** Start of Record extracts **

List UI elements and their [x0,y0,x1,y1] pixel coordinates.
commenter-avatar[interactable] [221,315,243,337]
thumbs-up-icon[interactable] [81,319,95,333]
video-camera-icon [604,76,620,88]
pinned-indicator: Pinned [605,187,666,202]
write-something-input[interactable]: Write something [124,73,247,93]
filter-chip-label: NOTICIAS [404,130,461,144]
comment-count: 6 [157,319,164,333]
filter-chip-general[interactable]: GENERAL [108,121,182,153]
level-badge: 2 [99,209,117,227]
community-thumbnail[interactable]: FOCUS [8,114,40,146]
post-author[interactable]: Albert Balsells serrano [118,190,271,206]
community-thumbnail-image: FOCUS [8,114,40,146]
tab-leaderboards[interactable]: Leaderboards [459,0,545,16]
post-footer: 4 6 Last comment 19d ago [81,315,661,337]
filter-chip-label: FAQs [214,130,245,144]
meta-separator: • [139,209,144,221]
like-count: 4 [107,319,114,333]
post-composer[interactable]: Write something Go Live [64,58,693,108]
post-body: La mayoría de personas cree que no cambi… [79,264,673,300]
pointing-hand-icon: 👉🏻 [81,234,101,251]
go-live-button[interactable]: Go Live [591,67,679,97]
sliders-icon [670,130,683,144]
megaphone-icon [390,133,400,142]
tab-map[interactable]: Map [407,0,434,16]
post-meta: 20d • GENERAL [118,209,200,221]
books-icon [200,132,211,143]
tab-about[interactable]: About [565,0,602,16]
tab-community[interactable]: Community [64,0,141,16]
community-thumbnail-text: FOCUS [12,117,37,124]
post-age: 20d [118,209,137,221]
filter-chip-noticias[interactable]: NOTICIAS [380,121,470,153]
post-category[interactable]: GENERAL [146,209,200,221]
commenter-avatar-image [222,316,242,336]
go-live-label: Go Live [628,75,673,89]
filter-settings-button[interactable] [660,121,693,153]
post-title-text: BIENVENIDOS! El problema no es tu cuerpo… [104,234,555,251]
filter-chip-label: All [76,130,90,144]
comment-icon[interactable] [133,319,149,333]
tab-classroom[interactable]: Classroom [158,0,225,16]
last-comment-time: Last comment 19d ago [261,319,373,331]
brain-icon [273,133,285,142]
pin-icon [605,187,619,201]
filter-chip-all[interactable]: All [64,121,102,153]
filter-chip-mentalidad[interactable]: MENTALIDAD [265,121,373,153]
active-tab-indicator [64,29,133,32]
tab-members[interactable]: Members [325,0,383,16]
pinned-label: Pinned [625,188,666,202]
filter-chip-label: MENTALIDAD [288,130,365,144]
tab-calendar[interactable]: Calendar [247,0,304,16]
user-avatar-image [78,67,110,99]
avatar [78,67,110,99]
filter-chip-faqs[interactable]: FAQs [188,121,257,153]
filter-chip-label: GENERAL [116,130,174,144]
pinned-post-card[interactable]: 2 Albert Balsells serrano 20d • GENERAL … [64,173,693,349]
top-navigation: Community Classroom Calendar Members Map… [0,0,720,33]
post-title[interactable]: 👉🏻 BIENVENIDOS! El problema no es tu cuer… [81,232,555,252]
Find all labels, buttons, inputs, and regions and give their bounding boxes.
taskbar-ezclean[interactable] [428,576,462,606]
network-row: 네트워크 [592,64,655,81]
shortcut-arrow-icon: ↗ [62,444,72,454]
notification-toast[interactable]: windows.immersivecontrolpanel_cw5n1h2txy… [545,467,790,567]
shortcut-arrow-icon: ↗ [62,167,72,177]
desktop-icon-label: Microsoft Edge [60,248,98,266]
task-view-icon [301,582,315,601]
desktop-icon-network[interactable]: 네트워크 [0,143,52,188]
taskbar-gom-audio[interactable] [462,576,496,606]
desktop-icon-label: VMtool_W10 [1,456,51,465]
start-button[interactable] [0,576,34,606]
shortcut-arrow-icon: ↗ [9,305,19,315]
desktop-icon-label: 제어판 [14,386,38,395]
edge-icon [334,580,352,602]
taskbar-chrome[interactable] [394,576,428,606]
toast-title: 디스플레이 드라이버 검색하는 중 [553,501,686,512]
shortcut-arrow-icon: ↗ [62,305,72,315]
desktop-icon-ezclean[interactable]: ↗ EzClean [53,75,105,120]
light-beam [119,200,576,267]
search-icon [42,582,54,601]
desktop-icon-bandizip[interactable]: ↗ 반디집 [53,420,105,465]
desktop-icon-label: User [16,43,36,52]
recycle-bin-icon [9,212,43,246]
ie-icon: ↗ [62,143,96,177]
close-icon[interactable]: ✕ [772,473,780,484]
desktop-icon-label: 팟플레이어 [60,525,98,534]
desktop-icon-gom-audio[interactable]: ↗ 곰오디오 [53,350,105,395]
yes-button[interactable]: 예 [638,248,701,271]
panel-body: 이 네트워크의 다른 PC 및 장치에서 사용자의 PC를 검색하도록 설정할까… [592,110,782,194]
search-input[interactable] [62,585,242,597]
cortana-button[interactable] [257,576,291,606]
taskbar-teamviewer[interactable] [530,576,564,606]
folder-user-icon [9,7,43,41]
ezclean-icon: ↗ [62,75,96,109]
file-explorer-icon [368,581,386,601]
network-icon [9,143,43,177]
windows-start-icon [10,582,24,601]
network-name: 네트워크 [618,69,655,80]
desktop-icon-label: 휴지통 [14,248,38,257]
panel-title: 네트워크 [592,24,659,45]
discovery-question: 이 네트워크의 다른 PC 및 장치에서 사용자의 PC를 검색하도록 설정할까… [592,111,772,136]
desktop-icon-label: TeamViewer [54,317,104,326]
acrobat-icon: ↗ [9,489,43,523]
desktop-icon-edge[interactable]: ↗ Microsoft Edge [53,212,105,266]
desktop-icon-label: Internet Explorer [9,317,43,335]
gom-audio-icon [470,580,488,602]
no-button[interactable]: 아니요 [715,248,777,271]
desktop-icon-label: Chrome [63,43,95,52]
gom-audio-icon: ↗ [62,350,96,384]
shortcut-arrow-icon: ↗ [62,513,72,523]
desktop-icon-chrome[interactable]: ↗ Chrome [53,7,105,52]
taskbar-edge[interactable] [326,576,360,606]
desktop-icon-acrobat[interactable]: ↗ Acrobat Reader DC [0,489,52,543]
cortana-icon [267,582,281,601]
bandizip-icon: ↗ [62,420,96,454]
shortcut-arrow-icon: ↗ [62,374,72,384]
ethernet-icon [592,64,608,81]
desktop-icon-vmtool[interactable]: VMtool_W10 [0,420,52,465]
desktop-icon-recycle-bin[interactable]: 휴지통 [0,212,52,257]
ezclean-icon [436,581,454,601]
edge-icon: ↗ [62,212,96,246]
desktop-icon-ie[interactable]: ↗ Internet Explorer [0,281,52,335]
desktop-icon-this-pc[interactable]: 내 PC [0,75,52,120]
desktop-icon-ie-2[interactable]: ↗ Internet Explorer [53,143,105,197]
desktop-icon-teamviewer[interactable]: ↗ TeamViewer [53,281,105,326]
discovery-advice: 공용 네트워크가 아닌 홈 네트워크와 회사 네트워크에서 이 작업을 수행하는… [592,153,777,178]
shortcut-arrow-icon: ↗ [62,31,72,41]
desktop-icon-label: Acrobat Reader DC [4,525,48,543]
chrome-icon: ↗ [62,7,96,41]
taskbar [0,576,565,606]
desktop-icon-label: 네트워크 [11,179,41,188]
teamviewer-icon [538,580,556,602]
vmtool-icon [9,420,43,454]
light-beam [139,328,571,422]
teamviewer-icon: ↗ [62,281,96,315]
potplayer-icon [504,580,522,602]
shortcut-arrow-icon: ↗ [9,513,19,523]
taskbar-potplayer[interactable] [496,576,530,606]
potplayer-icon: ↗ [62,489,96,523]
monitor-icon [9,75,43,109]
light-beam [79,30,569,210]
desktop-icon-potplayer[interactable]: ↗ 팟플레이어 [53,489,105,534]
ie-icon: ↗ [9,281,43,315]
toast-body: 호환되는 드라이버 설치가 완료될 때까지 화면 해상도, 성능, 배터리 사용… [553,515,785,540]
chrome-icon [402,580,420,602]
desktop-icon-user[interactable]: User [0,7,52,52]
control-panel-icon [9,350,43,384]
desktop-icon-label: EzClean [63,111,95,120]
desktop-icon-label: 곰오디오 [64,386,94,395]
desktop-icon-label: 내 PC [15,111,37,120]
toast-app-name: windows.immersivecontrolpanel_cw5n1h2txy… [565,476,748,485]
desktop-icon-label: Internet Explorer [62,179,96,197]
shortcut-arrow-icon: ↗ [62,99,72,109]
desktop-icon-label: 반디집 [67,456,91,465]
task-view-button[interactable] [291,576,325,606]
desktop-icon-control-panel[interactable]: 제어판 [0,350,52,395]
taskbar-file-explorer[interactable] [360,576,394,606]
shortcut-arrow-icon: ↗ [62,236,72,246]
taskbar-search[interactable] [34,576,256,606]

** End of Record extracts **

» Direction: Quote every line of the data from the start up to and including the line containing "write-something-input[interactable]: Write something".

» Written solution:
List UI elements and their [x0,y0,x1,y1] pixel coordinates.
commenter-avatar[interactable] [221,315,243,337]
thumbs-up-icon[interactable] [81,319,95,333]
video-camera-icon [604,76,620,88]
pinned-indicator: Pinned [605,187,666,202]
write-something-input[interactable]: Write something [124,73,247,93]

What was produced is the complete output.